In the material below, find all lines with the string "Slope" and copy them.

== == ==

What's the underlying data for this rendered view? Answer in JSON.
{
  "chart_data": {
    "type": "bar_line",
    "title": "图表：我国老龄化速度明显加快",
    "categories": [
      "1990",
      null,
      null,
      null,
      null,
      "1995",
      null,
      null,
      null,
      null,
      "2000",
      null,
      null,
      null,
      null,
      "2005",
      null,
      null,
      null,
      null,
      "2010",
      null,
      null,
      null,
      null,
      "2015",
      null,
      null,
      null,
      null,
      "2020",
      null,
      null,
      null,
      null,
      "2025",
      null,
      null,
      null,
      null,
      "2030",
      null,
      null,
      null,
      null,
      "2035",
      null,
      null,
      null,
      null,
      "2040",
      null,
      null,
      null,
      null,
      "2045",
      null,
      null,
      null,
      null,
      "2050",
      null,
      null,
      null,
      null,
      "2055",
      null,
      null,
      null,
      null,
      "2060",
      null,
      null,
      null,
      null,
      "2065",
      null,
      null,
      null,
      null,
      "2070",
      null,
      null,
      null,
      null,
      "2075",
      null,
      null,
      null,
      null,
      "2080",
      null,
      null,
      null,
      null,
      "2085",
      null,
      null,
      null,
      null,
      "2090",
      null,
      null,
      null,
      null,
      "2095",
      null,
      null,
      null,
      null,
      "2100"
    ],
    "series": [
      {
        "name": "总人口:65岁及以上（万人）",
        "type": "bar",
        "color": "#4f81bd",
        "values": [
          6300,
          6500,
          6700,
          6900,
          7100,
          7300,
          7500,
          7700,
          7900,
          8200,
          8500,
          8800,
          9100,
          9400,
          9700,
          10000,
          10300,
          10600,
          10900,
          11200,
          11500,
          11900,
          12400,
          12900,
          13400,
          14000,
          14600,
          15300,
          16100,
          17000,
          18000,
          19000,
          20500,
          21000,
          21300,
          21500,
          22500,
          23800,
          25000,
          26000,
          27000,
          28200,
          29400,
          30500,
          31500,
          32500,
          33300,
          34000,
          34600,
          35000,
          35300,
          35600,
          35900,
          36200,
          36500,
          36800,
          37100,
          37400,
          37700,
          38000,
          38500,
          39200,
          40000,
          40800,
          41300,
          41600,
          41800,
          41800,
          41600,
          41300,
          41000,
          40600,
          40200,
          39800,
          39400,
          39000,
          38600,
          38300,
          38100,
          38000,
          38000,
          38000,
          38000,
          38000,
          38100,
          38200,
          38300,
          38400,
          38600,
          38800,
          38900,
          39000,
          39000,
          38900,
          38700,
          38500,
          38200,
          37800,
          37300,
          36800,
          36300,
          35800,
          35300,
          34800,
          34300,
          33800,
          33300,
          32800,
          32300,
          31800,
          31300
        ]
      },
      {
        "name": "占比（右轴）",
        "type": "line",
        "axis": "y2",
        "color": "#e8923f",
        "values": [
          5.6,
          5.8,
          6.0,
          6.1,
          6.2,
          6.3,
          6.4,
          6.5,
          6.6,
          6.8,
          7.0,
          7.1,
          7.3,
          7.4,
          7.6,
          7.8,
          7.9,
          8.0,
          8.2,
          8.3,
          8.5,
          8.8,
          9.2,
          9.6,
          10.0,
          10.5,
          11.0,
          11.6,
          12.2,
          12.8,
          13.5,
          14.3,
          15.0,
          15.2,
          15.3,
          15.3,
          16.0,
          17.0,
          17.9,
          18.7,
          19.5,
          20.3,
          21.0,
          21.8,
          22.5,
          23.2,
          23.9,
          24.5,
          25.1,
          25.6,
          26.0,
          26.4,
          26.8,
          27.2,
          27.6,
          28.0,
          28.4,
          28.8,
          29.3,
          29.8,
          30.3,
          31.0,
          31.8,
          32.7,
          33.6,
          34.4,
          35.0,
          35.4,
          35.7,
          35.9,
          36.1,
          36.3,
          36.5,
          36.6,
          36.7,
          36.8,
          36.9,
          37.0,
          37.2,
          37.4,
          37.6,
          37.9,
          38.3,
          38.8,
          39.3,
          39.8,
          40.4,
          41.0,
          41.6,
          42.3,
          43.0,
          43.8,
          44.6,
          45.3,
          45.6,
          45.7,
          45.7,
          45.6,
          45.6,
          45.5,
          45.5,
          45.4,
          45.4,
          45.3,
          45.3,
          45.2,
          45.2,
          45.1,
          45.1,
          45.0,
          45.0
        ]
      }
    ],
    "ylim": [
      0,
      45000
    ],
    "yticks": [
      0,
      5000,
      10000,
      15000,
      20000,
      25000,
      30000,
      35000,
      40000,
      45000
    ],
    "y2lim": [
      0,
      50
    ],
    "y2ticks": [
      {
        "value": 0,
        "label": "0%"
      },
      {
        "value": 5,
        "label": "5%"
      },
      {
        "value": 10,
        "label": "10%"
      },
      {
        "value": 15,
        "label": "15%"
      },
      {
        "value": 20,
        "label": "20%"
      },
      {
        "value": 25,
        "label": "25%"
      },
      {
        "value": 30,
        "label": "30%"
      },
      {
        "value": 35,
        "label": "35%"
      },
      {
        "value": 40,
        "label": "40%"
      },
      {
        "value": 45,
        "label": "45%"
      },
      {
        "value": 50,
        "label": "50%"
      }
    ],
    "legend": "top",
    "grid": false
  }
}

== == ==

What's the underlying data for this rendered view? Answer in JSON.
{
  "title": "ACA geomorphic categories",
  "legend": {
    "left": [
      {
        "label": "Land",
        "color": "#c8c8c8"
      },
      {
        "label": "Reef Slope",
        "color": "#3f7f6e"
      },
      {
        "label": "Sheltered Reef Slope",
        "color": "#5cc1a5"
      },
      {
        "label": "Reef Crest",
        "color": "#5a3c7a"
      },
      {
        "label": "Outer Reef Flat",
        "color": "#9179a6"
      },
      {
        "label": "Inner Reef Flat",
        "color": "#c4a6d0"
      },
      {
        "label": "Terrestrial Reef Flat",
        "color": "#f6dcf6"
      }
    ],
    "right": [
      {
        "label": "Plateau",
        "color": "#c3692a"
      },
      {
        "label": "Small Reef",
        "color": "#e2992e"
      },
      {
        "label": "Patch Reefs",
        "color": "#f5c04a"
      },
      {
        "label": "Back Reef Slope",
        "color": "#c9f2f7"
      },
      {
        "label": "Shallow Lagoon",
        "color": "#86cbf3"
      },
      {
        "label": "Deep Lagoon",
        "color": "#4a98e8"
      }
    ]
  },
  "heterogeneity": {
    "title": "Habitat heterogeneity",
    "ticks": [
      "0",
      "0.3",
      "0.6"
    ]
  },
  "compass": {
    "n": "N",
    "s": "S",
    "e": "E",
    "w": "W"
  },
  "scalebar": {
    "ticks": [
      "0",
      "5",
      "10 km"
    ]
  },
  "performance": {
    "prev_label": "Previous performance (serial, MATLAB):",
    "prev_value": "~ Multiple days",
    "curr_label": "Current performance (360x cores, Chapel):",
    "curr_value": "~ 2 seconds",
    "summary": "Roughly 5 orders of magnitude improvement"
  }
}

== == ==

■ **FINAL ANSWER**
        "label": "Reef Slope",
        "label": "Sheltered Reef Slope",
        "label": "Back Reef Slope",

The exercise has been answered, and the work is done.